▶ **Work to be completed**
Images should be left out, and everything else in the listing reproduced exactly.

------------------------------------------------------------------------

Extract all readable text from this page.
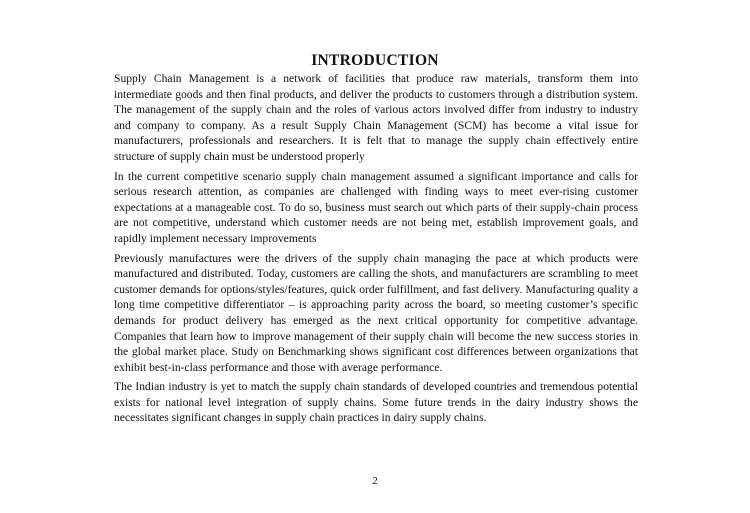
INTRODUCTION

Supply Chain Management is a network of facilities that produce raw materials, transform them into intermediate goods and then final products, and deliver the products to customers through a distribution system. The management of the supply chain and the roles of various actors involved differ from industry to industry and company to company. As a result Supply Chain Management (SCM) has become a vital issue for manufacturers, professionals and researchers. It is felt that to manage the supply chain effectively entire structure of supply chain must be understood properly

In the current competitive scenario supply chain management assumed a significant importance and calls for serious research attention, as companies are challenged with finding ways to meet ever-rising customer expectations at a manageable cost. To do so, business must search out which parts of their supply-chain process are not competitive, understand which customer needs are not being met, establish improvement goals, and rapidly implement necessary improvements

Previously manufactures were the drivers of the supply chain managing the pace at which products were manufactured and distributed. Today, customers are calling the shots, and manufacturers are scrambling to meet customer demands for options/styles/features, quick order fulfillment, and fast delivery. Manufacturing quality a long time competitive differentiator – is approaching parity across the board, so meeting customer’s specific demands for product delivery has emerged as the next critical opportunity for competitive advantage. Companies that learn how to improve management of their supply chain will become the new success stories in the global market place. Study on Benchmarking shows significant cost differences between organizations that exhibit best-in-class performance and those with average performance.

The Indian industry is yet to match the supply chain standards of developed countries and tremendous potential exists for national level integration of supply chains. Some future trends in the dairy industry shows the necessitates significant changes in supply chain practices in dairy supply chains.

2
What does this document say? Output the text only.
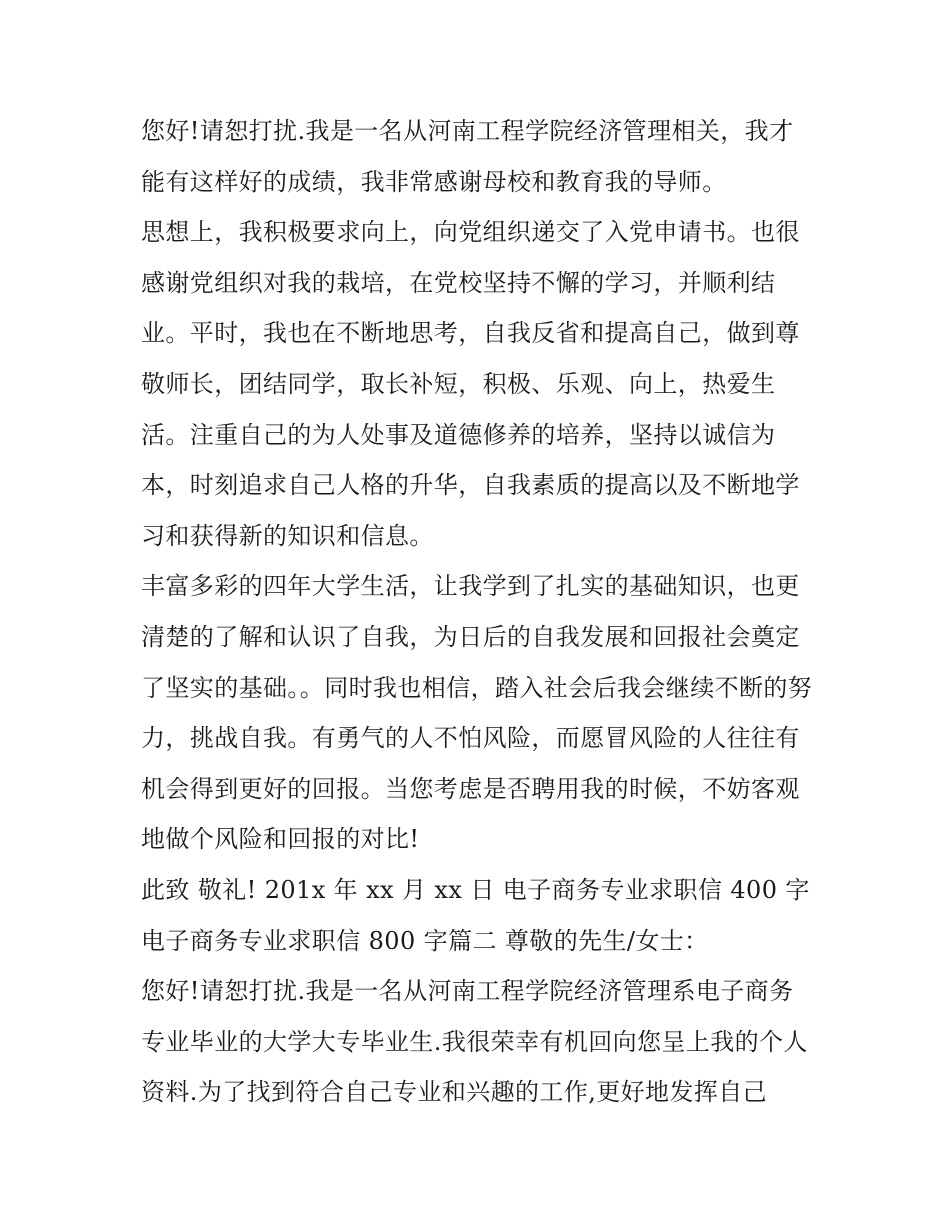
您好!请恕打扰.我是一名从河南工程学院经济管理相关，我才能有这样好的成绩，我非常感谢母校和教育我的导师。

思想上，我积极要求向上，向党组织递交了入党申请书。也很感谢党组织对我的栽培，在党校坚持不懈的学习，并顺利结业。平时，我也在不断地思考，自我反省和提高自己，做到尊敬师长，团结同学，取长补短，积极、乐观、向上，热爱生活。注重自己的为人处事及道德修养的培养，坚持以诚信为本，时刻追求自己人格的升华，自我素质的提高以及不断地学习和获得新的知识和信息。

丰富多彩的四年大学生活，让我学到了扎实的基础知识，也更清楚的了解和认识了自我，为日后的自我发展和回报社会奠定了坚实的基础。。同时我也相信，踏入社会后我会继续不断的努力，挑战自我。有勇气的人不怕风险，而愿冒风险的人往往有机会得到更好的回报。当您考虑是否聘用我的时候，不妨客观地做个风险和回报的对比!

此致 敬礼! 201x 年 xx 月 xx 日 电子商务专业求职信 400 字 电子商务专业求职信 800 字篇二 尊敬的先生/女士：

您好!请恕打扰.我是一名从河南工程学院经济管理系电子商务专业毕业的大学大专毕业生.我很荣幸有机回向您呈上我的个人资料.为了找到符合自己专业和兴趣的工作,更好地发挥自己
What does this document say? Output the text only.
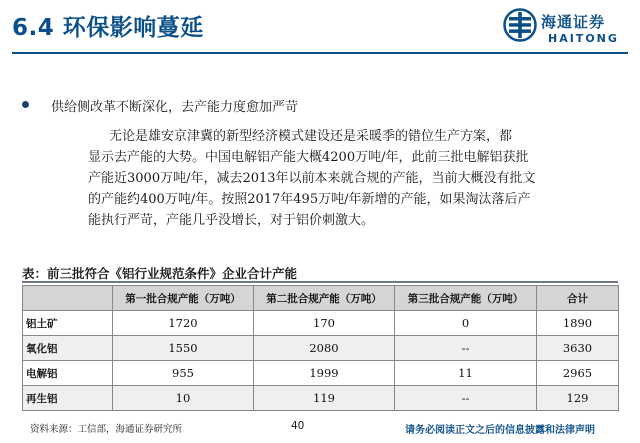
6.4 环保影响蔓延	海通证券
HAITONG
供给侧改革不断深化，去产能力度愈加严苛
无论是雄安京津冀的新型经济模式建设还是采暖季的错位生产方案，都
显示去产能的大势。中国电解铝产能大概4200万吨/年，此前三批电解铝获批
产能近3000万吨/年，减去2013年以前本来就合规的产能，当前大概没有批文
的产能约400万吨/年。按照2017年495万吨/年新增的产能，如果淘汰落后产
能执行严苛，产能几乎没增长，对于铝价刺激大。
表：前三批符合《铝行业规范条件》企业合计产能
	第一批合规产能（万吨）	第二批合规产能（万吨）	第三批合规产能（万吨）	合计
铝土矿	1720	170	0	1890
氧化铝	1550	2080	--	3630
电解铝	955	1999	11	2965
再生铝	10	119	--	129
资料来源：工信部，海通证券研究所	40	请务必阅读正文之后的信息披露和法律声明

------------------------------------------------------------------------

▶ **Response for this exercise**
Extract all readable text from this page.
INTRODUCTION

Supply Chain Management is a network of facilities that produce raw materials, transform them into intermediate goods and then final products, and deliver the products to customers through a distribution system. The management of the supply chain and the roles of various actors involved differ from industry to industry and company to company. As a result Supply Chain Management (SCM) has become a vital issue for manufacturers, professionals and researchers. It is felt that to manage the supply chain effectively entire structure of supply chain must be understood properly

In the current competitive scenario supply chain management assumed a significant importance and calls for serious research attention, as companies are challenged with finding ways to meet ever-rising customer expectations at a manageable cost. To do so, business must search out which parts of their supply-chain process are not competitive, understand which customer needs are not being met, establish improvement goals, and rapidly implement necessary improvements

Previously manufactures were the drivers of the supply chain managing the pace at which products were manufactured and distributed. Today, customers are calling the shots, and manufacturers are scrambling to meet customer demands for options/styles/features, quick order fulfillment, and fast delivery. Manufacturing quality a long time competitive differentiator – is approaching parity across the board, so meeting customer’s specific demands for product delivery has emerged as the next critical opportunity for competitive advantage. Companies that learn how to improve management of their supply chain will become the new success stories in the global market place. Study on Benchmarking shows significant cost differences between organizations that exhibit best-in-class performance and those with average performance.

The Indian industry is yet to match the supply chain standards of developed countries and tremendous potential exists for national level integration of supply chains. Some future trends in the dairy industry shows the necessitates significant changes in supply chain practices in dairy supply chains.

2
What does this document say? Output the text only.
您好!请恕打扰.我是一名从河南工程学院经济管理相关，我才能有这样好的成绩，我非常感谢母校和教育我的导师。

思想上，我积极要求向上，向党组织递交了入党申请书。也很感谢党组织对我的栽培，在党校坚持不懈的学习，并顺利结业。平时，我也在不断地思考，自我反省和提高自己，做到尊敬师长，团结同学，取长补短，积极、乐观、向上，热爱生活。注重自己的为人处事及道德修养的培养，坚持以诚信为本，时刻追求自己人格的升华，自我素质的提高以及不断地学习和获得新的知识和信息。

丰富多彩的四年大学生活，让我学到了扎实的基础知识，也更清楚的了解和认识了自我，为日后的自我发展和回报社会奠定了坚实的基础。。同时我也相信，踏入社会后我会继续不断的努力，挑战自我。有勇气的人不怕风险，而愿冒风险的人往往有机会得到更好的回报。当您考虑是否聘用我的时候，不妨客观地做个风险和回报的对比!

此致 敬礼! 201x 年 xx 月 xx 日 电子商务专业求职信 400 字 电子商务专业求职信 800 字篇二 尊敬的先生/女士：

您好!请恕打扰.我是一名从河南工程学院经济管理系电子商务专业毕业的大学大专毕业生.我很荣幸有机回向您呈上我的个人资料.为了找到符合自己专业和兴趣的工作,更好地发挥自己
What does this document say? Output the text only.
6.4 环保影响蔓延	海通证券
HAITONG
供给侧改革不断深化，去产能力度愈加严苛
无论是雄安京津冀的新型经济模式建设还是采暖季的错位生产方案，都
显示去产能的大势。中国电解铝产能大概4200万吨/年，此前三批电解铝获批
产能近3000万吨/年，减去2013年以前本来就合规的产能，当前大概没有批文
的产能约400万吨/年。按照2017年495万吨/年新增的产能，如果淘汰落后产
能执行严苛，产能几乎没增长，对于铝价刺激大。
表：前三批符合《铝行业规范条件》企业合计产能
	第一批合规产能（万吨）	第二批合规产能（万吨）	第三批合规产能（万吨）	合计
铝土矿	1720	170	0	1890
氧化铝	1550	2080	--	3630
电解铝	955	1999	11	2965
再生铝	10	119	--	129
资料来源：工信部，海通证券研究所	40	请务必阅读正文之后的信息披露和法律声明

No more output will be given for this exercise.